STORED RECORDS:
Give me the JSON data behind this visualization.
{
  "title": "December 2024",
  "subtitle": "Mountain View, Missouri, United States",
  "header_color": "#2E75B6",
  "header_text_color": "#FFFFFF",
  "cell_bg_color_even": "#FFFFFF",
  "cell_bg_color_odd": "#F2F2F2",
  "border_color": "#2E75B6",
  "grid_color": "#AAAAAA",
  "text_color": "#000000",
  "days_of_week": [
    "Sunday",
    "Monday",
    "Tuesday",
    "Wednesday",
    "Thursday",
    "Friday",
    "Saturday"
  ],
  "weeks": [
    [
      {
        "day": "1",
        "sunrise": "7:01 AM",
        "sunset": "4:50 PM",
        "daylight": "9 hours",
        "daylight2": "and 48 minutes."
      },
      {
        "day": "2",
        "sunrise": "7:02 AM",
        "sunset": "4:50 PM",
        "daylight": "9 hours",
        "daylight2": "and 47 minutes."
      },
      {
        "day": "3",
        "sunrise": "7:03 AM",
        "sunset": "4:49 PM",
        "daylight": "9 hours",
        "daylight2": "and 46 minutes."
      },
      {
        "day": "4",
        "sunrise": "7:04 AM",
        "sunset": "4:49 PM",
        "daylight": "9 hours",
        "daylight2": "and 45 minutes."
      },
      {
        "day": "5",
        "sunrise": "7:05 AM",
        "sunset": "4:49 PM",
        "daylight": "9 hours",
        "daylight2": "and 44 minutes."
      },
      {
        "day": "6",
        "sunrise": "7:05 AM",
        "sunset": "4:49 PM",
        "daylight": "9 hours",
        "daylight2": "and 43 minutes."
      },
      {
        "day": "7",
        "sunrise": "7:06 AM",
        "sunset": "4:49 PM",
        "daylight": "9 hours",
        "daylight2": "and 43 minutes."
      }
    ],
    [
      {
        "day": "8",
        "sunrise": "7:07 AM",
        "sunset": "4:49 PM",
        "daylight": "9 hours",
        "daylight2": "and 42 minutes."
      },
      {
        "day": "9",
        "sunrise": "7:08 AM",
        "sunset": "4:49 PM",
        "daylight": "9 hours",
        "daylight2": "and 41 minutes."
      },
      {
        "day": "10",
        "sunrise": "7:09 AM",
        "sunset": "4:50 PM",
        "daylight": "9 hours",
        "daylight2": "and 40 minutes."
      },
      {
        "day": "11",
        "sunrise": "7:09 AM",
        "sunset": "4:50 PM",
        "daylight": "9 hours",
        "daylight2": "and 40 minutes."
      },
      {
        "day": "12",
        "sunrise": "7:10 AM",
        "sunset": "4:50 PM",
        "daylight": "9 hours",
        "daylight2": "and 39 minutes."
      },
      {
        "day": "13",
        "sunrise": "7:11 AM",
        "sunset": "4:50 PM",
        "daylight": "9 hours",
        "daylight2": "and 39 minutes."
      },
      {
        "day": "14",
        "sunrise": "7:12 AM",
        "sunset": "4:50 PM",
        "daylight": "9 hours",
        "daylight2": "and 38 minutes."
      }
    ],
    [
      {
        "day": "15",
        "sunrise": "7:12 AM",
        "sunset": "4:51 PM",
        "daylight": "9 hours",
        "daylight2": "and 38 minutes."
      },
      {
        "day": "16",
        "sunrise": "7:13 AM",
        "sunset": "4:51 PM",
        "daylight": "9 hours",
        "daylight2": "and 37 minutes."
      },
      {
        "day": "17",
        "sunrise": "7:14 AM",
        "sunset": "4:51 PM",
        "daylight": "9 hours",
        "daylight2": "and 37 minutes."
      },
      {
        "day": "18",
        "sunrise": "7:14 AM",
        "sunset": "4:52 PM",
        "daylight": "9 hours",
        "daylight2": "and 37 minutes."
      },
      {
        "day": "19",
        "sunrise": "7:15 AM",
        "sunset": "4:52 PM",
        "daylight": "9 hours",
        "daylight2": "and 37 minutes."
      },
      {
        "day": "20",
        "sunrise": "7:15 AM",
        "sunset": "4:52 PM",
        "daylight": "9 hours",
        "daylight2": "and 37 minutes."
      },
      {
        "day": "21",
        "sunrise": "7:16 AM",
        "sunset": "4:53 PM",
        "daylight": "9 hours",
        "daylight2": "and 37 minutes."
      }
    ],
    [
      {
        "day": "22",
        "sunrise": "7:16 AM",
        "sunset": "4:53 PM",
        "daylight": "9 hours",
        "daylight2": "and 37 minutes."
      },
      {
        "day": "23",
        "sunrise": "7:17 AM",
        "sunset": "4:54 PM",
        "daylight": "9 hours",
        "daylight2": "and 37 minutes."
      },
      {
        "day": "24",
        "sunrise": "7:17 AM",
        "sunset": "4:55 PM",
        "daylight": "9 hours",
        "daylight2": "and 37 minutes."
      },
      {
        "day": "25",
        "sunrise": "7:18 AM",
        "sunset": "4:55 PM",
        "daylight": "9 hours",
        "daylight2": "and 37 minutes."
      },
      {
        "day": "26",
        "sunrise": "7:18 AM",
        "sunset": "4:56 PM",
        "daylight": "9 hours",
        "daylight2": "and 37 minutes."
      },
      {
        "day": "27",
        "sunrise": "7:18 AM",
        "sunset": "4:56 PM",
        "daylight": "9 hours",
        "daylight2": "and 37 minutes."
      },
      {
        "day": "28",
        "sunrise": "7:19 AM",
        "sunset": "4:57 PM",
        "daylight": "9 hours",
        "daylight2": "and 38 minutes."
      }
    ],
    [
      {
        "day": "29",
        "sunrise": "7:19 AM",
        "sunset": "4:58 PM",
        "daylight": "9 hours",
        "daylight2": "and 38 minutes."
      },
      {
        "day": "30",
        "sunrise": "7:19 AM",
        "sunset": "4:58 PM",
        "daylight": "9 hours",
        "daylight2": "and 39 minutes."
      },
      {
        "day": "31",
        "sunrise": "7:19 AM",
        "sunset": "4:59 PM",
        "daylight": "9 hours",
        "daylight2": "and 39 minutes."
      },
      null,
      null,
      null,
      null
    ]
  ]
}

REQUIREMENT:
Pick out each line above that includes "FFFFFF" and show it.

ANSWER:
  "header_text_color": "#FFFFFF",
  "cell_bg_color_even": "#FFFFFF",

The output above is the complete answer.